__Records for the exercise__.
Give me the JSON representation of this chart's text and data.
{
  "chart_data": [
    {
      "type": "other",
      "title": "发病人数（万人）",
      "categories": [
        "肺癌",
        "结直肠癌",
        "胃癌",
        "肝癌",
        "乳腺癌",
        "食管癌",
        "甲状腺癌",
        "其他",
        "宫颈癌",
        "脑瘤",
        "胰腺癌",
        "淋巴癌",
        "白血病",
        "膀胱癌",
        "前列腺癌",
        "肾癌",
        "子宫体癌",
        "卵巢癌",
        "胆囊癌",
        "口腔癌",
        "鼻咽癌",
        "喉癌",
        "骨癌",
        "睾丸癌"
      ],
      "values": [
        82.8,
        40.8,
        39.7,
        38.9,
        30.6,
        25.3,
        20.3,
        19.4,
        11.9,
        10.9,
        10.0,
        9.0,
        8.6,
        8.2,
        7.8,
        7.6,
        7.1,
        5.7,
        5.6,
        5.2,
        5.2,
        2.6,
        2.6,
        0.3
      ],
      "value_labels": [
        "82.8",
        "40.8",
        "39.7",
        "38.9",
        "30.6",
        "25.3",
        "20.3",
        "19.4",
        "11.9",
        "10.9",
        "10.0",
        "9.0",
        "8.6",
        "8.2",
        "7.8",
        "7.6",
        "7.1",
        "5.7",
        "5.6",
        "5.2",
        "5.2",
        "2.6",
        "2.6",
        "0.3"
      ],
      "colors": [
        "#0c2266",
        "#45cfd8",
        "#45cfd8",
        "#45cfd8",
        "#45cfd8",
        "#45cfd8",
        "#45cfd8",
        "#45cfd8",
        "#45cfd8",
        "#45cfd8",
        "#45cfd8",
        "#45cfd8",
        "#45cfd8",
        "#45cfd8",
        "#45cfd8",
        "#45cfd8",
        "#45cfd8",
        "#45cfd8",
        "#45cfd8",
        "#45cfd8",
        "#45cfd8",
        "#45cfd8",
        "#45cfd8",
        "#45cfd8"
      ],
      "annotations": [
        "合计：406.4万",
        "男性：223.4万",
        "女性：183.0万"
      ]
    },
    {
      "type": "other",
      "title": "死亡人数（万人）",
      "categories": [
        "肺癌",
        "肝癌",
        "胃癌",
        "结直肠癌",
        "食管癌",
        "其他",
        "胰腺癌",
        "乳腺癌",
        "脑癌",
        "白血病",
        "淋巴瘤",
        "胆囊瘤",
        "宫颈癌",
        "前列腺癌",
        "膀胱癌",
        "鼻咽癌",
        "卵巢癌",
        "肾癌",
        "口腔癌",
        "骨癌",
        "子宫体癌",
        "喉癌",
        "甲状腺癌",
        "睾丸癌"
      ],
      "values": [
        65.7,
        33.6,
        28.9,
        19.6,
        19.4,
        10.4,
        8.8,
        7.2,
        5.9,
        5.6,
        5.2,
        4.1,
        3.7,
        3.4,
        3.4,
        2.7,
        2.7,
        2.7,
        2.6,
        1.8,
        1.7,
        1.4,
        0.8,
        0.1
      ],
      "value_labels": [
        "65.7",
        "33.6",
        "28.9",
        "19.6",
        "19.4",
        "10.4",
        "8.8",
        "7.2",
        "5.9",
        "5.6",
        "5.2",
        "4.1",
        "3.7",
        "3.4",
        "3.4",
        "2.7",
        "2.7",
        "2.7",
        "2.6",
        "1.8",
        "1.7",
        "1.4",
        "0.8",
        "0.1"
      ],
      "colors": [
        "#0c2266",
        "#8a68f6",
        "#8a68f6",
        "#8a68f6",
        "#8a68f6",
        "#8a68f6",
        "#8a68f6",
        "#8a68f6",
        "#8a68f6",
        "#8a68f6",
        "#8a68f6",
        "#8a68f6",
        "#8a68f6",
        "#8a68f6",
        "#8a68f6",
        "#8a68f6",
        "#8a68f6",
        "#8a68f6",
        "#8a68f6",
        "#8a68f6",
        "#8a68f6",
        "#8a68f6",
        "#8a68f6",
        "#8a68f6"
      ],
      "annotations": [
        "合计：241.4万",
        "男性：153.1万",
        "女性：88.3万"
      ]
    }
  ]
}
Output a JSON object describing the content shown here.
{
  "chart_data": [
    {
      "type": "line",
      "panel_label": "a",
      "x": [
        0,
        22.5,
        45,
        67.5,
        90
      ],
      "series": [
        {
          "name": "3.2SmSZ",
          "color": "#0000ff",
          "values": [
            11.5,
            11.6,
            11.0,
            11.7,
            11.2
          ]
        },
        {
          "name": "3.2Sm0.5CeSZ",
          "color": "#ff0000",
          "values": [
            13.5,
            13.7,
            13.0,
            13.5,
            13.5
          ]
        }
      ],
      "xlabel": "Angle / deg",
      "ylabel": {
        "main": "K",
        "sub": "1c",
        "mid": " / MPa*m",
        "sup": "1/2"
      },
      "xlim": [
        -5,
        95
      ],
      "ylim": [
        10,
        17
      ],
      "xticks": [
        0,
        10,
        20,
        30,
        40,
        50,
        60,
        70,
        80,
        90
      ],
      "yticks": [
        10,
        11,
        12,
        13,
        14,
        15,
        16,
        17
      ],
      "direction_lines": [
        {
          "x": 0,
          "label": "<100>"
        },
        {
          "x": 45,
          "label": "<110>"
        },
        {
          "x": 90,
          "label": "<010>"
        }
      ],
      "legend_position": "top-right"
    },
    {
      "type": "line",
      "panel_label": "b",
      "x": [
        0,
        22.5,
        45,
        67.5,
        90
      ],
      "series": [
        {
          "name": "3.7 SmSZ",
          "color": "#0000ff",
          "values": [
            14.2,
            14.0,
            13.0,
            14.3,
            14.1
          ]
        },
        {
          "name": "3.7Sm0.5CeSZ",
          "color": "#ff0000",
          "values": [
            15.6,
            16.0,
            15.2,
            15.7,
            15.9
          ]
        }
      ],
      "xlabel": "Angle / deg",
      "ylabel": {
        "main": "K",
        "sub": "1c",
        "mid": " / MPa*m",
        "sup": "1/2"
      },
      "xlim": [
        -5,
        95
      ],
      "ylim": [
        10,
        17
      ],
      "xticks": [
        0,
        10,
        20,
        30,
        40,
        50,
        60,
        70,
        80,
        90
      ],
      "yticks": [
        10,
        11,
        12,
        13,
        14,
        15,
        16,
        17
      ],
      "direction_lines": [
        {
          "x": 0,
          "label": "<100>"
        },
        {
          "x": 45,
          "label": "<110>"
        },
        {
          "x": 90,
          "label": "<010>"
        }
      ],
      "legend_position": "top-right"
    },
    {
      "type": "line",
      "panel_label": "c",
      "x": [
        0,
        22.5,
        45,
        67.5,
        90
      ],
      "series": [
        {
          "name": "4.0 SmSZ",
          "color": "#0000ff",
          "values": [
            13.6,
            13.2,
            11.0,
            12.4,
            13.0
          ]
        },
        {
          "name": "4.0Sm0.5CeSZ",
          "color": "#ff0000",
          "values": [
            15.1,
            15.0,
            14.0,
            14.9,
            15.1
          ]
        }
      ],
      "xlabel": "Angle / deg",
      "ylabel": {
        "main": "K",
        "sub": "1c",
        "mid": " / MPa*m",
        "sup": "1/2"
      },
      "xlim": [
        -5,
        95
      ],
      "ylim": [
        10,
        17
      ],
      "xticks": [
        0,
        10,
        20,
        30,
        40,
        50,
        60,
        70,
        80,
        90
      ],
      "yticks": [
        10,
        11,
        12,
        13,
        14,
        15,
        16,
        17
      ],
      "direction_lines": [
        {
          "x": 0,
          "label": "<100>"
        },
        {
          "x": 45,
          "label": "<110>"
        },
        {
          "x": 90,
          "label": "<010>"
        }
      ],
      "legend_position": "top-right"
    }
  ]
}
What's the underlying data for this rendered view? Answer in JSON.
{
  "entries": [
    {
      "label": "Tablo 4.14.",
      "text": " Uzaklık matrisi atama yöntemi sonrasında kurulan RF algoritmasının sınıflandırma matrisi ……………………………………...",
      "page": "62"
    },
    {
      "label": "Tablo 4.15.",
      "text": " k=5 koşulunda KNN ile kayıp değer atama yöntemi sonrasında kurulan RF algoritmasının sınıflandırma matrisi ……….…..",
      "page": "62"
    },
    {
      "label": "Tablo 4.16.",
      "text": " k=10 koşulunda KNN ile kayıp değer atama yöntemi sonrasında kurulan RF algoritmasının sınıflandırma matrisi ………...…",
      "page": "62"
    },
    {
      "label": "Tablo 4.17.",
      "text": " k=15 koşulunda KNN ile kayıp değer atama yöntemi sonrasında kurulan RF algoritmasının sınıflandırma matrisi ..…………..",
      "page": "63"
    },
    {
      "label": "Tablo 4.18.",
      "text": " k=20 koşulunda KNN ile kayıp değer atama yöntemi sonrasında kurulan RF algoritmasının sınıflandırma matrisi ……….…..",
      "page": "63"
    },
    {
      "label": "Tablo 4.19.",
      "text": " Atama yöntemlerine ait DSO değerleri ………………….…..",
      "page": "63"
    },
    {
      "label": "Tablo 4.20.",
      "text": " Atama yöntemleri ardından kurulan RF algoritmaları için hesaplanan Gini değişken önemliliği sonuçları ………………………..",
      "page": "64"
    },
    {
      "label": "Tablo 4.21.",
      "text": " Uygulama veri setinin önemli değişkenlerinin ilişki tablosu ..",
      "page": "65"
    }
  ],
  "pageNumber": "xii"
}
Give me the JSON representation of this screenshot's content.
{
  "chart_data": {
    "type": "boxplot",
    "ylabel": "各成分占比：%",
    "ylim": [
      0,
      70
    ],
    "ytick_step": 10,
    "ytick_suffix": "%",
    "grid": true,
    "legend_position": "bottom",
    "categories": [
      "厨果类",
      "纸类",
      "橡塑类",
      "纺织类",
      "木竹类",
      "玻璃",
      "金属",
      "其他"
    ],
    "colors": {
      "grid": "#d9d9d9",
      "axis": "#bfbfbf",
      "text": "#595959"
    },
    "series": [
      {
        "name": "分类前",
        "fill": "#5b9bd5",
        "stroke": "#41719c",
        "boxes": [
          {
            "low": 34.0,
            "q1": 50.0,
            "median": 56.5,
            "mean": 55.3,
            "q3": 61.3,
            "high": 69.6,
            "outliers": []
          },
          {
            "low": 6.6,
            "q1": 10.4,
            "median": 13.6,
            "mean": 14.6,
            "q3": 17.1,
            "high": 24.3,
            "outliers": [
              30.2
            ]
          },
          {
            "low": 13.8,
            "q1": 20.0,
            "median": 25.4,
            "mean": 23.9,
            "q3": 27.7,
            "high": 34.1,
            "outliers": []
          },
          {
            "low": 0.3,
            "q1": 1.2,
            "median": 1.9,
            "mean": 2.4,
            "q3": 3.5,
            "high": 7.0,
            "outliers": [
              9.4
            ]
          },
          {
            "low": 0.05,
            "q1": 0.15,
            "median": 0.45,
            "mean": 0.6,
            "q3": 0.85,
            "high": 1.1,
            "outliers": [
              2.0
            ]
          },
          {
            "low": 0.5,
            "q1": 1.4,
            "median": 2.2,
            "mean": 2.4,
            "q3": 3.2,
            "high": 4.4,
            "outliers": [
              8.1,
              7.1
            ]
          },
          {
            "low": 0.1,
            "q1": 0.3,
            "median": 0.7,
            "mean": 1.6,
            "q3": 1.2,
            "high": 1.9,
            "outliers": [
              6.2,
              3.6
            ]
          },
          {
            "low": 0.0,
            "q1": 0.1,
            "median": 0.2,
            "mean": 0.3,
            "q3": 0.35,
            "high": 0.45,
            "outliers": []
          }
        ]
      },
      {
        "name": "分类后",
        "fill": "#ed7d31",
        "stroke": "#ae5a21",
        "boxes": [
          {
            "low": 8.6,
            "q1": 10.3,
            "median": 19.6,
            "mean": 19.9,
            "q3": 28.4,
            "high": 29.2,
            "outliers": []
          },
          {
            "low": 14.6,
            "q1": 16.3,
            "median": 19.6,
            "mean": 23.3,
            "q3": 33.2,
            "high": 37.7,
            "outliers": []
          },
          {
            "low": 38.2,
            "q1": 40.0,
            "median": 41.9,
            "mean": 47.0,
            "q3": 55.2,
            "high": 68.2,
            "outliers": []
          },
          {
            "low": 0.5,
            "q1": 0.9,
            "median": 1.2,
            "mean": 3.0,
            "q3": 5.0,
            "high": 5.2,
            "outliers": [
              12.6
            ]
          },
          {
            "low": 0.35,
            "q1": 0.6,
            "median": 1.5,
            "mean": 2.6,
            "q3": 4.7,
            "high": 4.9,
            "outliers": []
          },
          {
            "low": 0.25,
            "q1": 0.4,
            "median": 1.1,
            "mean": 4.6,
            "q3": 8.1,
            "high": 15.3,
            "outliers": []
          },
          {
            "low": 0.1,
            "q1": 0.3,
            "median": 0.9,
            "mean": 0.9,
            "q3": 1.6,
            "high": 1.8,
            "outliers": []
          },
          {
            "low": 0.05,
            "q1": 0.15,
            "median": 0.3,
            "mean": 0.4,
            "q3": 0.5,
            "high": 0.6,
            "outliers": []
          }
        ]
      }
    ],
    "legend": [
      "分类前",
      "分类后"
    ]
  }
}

__Task to complete__.
Check each line above for the word "content" and copy the ones that have it.

__Response below__.
Output a JSON object describing the content shown here.
Give me the JSON representation of this screenshot's content.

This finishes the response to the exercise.